Data records
○ ○ ○
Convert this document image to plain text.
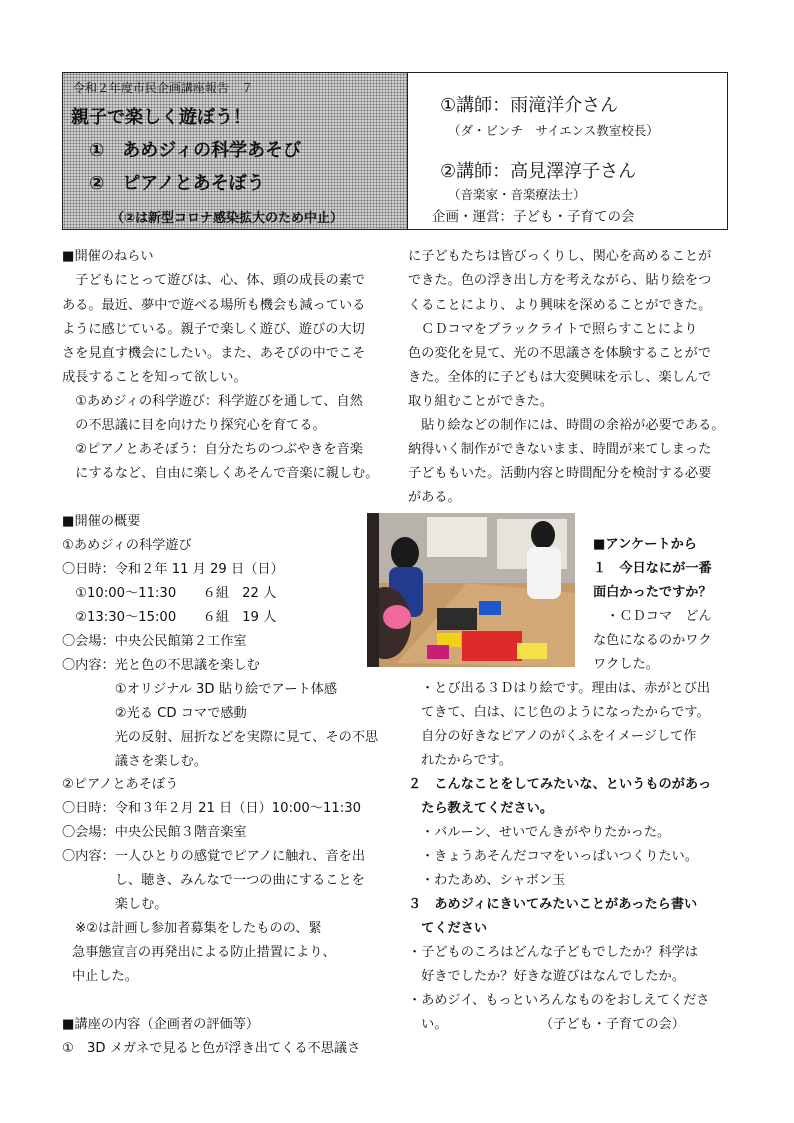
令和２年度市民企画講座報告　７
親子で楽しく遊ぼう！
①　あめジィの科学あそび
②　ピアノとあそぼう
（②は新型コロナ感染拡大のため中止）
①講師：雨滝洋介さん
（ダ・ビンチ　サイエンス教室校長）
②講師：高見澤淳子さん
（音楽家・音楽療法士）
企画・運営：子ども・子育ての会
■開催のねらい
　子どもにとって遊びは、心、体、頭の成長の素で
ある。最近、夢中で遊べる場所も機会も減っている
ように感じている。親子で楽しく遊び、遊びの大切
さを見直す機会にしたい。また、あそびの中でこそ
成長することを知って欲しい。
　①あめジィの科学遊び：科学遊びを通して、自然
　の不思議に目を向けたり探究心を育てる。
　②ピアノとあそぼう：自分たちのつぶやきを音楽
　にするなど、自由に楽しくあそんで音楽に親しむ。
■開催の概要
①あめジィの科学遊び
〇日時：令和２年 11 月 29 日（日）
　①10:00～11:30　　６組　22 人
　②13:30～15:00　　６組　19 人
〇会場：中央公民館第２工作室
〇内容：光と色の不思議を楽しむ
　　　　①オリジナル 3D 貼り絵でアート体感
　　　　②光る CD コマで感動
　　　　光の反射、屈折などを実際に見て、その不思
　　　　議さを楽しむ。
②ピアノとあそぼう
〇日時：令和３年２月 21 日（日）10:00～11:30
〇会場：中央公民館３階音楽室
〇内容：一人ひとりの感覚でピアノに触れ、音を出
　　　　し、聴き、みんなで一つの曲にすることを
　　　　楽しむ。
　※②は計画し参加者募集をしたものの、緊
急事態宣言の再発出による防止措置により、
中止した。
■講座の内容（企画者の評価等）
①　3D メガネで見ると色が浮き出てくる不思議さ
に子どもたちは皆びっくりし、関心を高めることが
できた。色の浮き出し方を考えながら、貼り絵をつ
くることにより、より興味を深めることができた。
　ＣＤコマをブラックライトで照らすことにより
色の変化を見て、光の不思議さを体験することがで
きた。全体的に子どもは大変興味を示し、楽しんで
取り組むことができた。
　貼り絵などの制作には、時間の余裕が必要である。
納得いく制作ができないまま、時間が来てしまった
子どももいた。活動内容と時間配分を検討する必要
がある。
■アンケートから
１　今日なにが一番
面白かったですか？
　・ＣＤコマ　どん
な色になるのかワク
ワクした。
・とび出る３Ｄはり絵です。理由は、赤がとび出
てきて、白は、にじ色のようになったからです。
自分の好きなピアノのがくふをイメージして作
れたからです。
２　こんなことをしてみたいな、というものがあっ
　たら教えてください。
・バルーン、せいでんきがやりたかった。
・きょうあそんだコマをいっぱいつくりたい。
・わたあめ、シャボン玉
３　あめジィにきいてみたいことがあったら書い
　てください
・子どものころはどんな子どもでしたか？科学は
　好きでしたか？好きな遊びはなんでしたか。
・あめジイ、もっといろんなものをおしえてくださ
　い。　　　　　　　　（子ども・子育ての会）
○ ○ ○
_SHORT PROBLEM:_
Leave the pictures out, and transcribe each of the records exactly.

_FINAL RESULT:_
Convert this document image to plain text.
令和２年度市民企画講座報告　７
親子で楽しく遊ぼう！
①　あめジィの科学あそび
②　ピアノとあそぼう
（②は新型コロナ感染拡大のため中止）
①講師：雨滝洋介さん
（ダ・ビンチ　サイエンス教室校長）
②講師：高見澤淳子さん
（音楽家・音楽療法士）
企画・運営：子ども・子育ての会
■開催のねらい
　子どもにとって遊びは、心、体、頭の成長の素で
ある。最近、夢中で遊べる場所も機会も減っている
ように感じている。親子で楽しく遊び、遊びの大切
さを見直す機会にしたい。また、あそびの中でこそ
成長することを知って欲しい。
　①あめジィの科学遊び：科学遊びを通して、自然
　の不思議に目を向けたり探究心を育てる。
　②ピアノとあそぼう：自分たちのつぶやきを音楽
　にするなど、自由に楽しくあそんで音楽に親しむ。
■開催の概要
①あめジィの科学遊び
〇日時：令和２年 11 月 29 日（日）
　①10:00～11:30　　６組　22 人
　②13:30～15:00　　６組　19 人
〇会場：中央公民館第２工作室
〇内容：光と色の不思議を楽しむ
　　　　①オリジナル 3D 貼り絵でアート体感
　　　　②光る CD コマで感動
　　　　光の反射、屈折などを実際に見て、その不思
　　　　議さを楽しむ。
②ピアノとあそぼう
〇日時：令和３年２月 21 日（日）10:00～11:30
〇会場：中央公民館３階音楽室
〇内容：一人ひとりの感覚でピアノに触れ、音を出
　　　　し、聴き、みんなで一つの曲にすることを
　　　　楽しむ。
　※②は計画し参加者募集をしたものの、緊
急事態宣言の再発出による防止措置により、
中止した。
■講座の内容（企画者の評価等）
①　3D メガネで見ると色が浮き出てくる不思議さ
に子どもたちは皆びっくりし、関心を高めることが
できた。色の浮き出し方を考えながら、貼り絵をつ
くることにより、より興味を深めることができた。
　ＣＤコマをブラックライトで照らすことにより
色の変化を見て、光の不思議さを体験することがで
きた。全体的に子どもは大変興味を示し、楽しんで
取り組むことができた。
　貼り絵などの制作には、時間の余裕が必要である。
納得いく制作ができないまま、時間が来てしまった
子どももいた。活動内容と時間配分を検討する必要
がある。
■アンケートから
１　今日なにが一番
面白かったですか？
　・ＣＤコマ　どん
な色になるのかワク
ワクした。
・とび出る３Ｄはり絵です。理由は、赤がとび出
てきて、白は、にじ色のようになったからです。
自分の好きなピアノのがくふをイメージして作
れたからです。
２　こんなことをしてみたいな、というものがあっ
　たら教えてください。
・バルーン、せいでんきがやりたかった。
・きょうあそんだコマをいっぱいつくりたい。
・わたあめ、シャボン玉
３　あめジィにきいてみたいことがあったら書い
　てください
・子どものころはどんな子どもでしたか？科学は
　好きでしたか？好きな遊びはなんでしたか。
・あめジイ、もっといろんなものをおしえてくださ
　い。　　　　　　　　（子ども・子育ての会）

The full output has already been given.